**DATA FOR THIS EXERCISE:**
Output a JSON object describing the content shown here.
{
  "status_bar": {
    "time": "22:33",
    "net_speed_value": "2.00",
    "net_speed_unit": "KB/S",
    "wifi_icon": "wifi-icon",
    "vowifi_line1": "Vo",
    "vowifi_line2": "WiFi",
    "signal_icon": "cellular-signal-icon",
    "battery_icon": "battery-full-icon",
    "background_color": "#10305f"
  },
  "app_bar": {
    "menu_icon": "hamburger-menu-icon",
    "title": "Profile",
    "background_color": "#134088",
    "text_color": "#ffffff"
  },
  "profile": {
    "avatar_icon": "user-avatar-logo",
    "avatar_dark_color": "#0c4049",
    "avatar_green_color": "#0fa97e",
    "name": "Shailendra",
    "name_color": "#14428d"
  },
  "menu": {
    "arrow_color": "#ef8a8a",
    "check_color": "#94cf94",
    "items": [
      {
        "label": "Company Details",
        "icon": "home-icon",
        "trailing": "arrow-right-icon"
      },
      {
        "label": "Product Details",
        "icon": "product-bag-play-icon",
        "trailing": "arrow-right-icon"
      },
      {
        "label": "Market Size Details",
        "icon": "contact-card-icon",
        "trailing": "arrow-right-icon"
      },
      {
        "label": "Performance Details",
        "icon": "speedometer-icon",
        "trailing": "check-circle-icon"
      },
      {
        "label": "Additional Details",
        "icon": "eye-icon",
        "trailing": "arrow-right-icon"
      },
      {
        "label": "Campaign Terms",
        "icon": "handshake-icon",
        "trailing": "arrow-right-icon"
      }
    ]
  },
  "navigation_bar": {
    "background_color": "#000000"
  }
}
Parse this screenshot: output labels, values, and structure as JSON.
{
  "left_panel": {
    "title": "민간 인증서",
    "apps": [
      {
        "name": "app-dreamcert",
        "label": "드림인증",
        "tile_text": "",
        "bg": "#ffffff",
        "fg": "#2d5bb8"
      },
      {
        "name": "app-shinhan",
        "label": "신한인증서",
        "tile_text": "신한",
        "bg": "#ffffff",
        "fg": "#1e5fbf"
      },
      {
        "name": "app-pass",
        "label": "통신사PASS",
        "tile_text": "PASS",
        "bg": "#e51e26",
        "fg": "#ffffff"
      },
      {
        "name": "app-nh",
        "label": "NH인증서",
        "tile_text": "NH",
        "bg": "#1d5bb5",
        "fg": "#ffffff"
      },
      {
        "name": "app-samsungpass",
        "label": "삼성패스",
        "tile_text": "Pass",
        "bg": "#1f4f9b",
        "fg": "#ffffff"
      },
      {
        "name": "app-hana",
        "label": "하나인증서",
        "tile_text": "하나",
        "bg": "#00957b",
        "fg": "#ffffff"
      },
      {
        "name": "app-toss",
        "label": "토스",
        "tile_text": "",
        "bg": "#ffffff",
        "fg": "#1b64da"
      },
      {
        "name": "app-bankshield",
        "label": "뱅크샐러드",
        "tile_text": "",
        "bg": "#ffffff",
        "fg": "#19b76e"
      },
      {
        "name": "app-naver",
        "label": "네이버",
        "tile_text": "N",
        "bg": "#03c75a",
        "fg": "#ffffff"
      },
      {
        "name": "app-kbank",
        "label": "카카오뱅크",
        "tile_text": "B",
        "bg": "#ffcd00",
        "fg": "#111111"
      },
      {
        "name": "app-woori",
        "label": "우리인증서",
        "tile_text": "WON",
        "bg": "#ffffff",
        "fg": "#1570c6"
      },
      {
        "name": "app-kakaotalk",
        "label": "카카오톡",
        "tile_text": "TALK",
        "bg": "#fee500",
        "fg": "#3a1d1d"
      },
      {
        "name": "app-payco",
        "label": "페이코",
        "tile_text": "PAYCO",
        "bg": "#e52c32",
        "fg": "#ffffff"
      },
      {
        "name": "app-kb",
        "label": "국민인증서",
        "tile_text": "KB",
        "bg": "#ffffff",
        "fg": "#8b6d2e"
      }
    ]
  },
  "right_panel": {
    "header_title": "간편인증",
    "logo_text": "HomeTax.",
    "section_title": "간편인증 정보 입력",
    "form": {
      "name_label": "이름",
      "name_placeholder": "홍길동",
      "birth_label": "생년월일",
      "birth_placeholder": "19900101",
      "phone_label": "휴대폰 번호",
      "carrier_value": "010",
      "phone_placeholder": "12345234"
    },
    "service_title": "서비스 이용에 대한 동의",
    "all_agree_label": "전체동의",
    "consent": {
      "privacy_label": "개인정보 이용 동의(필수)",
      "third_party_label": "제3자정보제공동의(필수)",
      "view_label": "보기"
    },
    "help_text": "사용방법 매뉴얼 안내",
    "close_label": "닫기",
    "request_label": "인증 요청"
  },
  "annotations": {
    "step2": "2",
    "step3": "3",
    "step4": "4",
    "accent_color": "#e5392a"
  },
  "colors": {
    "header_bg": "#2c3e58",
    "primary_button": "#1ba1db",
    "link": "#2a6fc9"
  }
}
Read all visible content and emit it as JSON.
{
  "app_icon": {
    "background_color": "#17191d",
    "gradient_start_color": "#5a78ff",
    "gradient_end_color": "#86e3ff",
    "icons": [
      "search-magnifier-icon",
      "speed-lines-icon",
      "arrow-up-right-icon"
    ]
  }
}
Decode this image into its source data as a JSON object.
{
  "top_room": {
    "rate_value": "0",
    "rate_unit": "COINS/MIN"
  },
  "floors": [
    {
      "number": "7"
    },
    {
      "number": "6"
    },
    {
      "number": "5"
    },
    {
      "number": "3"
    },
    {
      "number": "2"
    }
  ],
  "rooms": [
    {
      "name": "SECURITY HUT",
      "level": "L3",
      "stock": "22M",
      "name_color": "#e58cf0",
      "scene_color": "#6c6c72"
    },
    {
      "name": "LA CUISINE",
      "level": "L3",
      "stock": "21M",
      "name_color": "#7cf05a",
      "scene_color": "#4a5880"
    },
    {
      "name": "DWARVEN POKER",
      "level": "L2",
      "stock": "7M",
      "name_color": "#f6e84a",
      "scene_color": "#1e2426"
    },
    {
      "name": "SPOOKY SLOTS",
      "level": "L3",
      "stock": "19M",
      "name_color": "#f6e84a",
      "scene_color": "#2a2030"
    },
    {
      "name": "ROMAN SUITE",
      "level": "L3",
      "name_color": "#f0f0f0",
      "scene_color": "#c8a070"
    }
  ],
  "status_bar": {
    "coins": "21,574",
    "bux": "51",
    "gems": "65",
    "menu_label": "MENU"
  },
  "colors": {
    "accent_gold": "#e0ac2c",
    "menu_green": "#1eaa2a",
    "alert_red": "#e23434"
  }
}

**WHAT THE TASK REQUIRES:**
Extract the listing in its entirety and repeat it exactly.

**FULL OUTPUT:**
Output a JSON object describing the content shown here.
{
  "status_bar": {
    "time": "22:33",
    "net_speed_value": "2.00",
    "net_speed_unit": "KB/S",
    "wifi_icon": "wifi-icon",
    "vowifi_line1": "Vo",
    "vowifi_line2": "WiFi",
    "signal_icon": "cellular-signal-icon",
    "battery_icon": "battery-full-icon",
    "background_color": "#10305f"
  },
  "app_bar": {
    "menu_icon": "hamburger-menu-icon",
    "title": "Profile",
    "background_color": "#134088",
    "text_color": "#ffffff"
  },
  "profile": {
    "avatar_icon": "user-avatar-logo",
    "avatar_dark_color": "#0c4049",
    "avatar_green_color": "#0fa97e",
    "name": "Shailendra",
    "name_color": "#14428d"
  },
  "menu": {
    "arrow_color": "#ef8a8a",
    "check_color": "#94cf94",
    "items": [
      {
        "label": "Company Details",
        "icon": "home-icon",
        "trailing": "arrow-right-icon"
      },
      {
        "label": "Product Details",
        "icon": "product-bag-play-icon",
        "trailing": "arrow-right-icon"
      },
      {
        "label": "Market Size Details",
        "icon": "contact-card-icon",
        "trailing": "arrow-right-icon"
      },
      {
        "label": "Performance Details",
        "icon": "speedometer-icon",
        "trailing": "check-circle-icon"
      },
      {
        "label": "Additional Details",
        "icon": "eye-icon",
        "trailing": "arrow-right-icon"
      },
      {
        "label": "Campaign Terms",
        "icon": "handshake-icon",
        "trailing": "arrow-right-icon"
      }
    ]
  },
  "navigation_bar": {
    "background_color": "#000000"
  }
}
Parse this screenshot: output labels, values, and structure as JSON.
{
  "left_panel": {
    "title": "민간 인증서",
    "apps": [
      {
        "name": "app-dreamcert",
        "label": "드림인증",
        "tile_text": "",
        "bg": "#ffffff",
        "fg": "#2d5bb8"
      },
      {
        "name": "app-shinhan",
        "label": "신한인증서",
        "tile_text": "신한",
        "bg": "#ffffff",
        "fg": "#1e5fbf"
      },
      {
        "name": "app-pass",
        "label": "통신사PASS",
        "tile_text": "PASS",
        "bg": "#e51e26",
        "fg": "#ffffff"
      },
      {
        "name": "app-nh",
        "label": "NH인증서",
        "tile_text": "NH",
        "bg": "#1d5bb5",
        "fg": "#ffffff"
      },
      {
        "name": "app-samsungpass",
        "label": "삼성패스",
        "tile_text": "Pass",
        "bg": "#1f4f9b",
        "fg": "#ffffff"
      },
      {
        "name": "app-hana",
        "label": "하나인증서",
        "tile_text": "하나",
        "bg": "#00957b",
        "fg": "#ffffff"
      },
      {
        "name": "app-toss",
        "label": "토스",
        "tile_text": "",
        "bg": "#ffffff",
        "fg": "#1b64da"
      },
      {
        "name": "app-bankshield",
        "label": "뱅크샐러드",
        "tile_text": "",
        "bg": "#ffffff",
        "fg": "#19b76e"
      },
      {
        "name": "app-naver",
        "label": "네이버",
        "tile_text": "N",
        "bg": "#03c75a",
        "fg": "#ffffff"
      },
      {
        "name": "app-kbank",
        "label": "카카오뱅크",
        "tile_text": "B",
        "bg": "#ffcd00",
        "fg": "#111111"
      },
      {
        "name": "app-woori",
        "label": "우리인증서",
        "tile_text": "WON",
        "bg": "#ffffff",
        "fg": "#1570c6"
      },
      {
        "name": "app-kakaotalk",
        "label": "카카오톡",
        "tile_text": "TALK",
        "bg": "#fee500",
        "fg": "#3a1d1d"
      },
      {
        "name": "app-payco",
        "label": "페이코",
        "tile_text": "PAYCO",
        "bg": "#e52c32",
        "fg": "#ffffff"
      },
      {
        "name": "app-kb",
        "label": "국민인증서",
        "tile_text": "KB",
        "bg": "#ffffff",
        "fg": "#8b6d2e"
      }
    ]
  },
  "right_panel": {
    "header_title": "간편인증",
    "logo_text": "HomeTax.",
    "section_title": "간편인증 정보 입력",
    "form": {
      "name_label": "이름",
      "name_placeholder": "홍길동",
      "birth_label": "생년월일",
      "birth_placeholder": "19900101",
      "phone_label": "휴대폰 번호",
      "carrier_value": "010",
      "phone_placeholder": "12345234"
    },
    "service_title": "서비스 이용에 대한 동의",
    "all_agree_label": "전체동의",
    "consent": {
      "privacy_label": "개인정보 이용 동의(필수)",
      "third_party_label": "제3자정보제공동의(필수)",
      "view_label": "보기"
    },
    "help_text": "사용방법 매뉴얼 안내",
    "close_label": "닫기",
    "request_label": "인증 요청"
  },
  "annotations": {
    "step2": "2",
    "step3": "3",
    "step4": "4",
    "accent_color": "#e5392a"
  },
  "colors": {
    "header_bg": "#2c3e58",
    "primary_button": "#1ba1db",
    "link": "#2a6fc9"
  }
}
Read all visible content and emit it as JSON.
{
  "app_icon": {
    "background_color": "#17191d",
    "gradient_start_color": "#5a78ff",
    "gradient_end_color": "#86e3ff",
    "icons": [
      "search-magnifier-icon",
      "speed-lines-icon",
      "arrow-up-right-icon"
    ]
  }
}
Decode this image into its source data as a JSON object.
{
  "top_room": {
    "rate_value": "0",
    "rate_unit": "COINS/MIN"
  },
  "floors": [
    {
      "number": "7"
    },
    {
      "number": "6"
    },
    {
      "number": "5"
    },
    {
      "number": "3"
    },
    {
      "number": "2"
    }
  ],
  "rooms": [
    {
      "name": "SECURITY HUT",
      "level": "L3",
      "stock": "22M",
      "name_color": "#e58cf0",
      "scene_color": "#6c6c72"
    },
    {
      "name": "LA CUISINE",
      "level": "L3",
      "stock": "21M",
      "name_color": "#7cf05a",
      "scene_color": "#4a5880"
    },
    {
      "name": "DWARVEN POKER",
      "level": "L2",
      "stock": "7M",
      "name_color": "#f6e84a",
      "scene_color": "#1e2426"
    },
    {
      "name": "SPOOKY SLOTS",
      "level": "L3",
      "stock": "19M",
      "name_color": "#f6e84a",
      "scene_color": "#2a2030"
    },
    {
      "name": "ROMAN SUITE",
      "level": "L3",
      "name_color": "#f0f0f0",
      "scene_color": "#c8a070"
    }
  ],
  "status_bar": {
    "coins": "21,574",
    "bux": "51",
    "gems": "65",
    "menu_label": "MENU"
  },
  "colors": {
    "accent_gold": "#e0ac2c",
    "menu_green": "#1eaa2a",
    "alert_red": "#e23434"
  }
}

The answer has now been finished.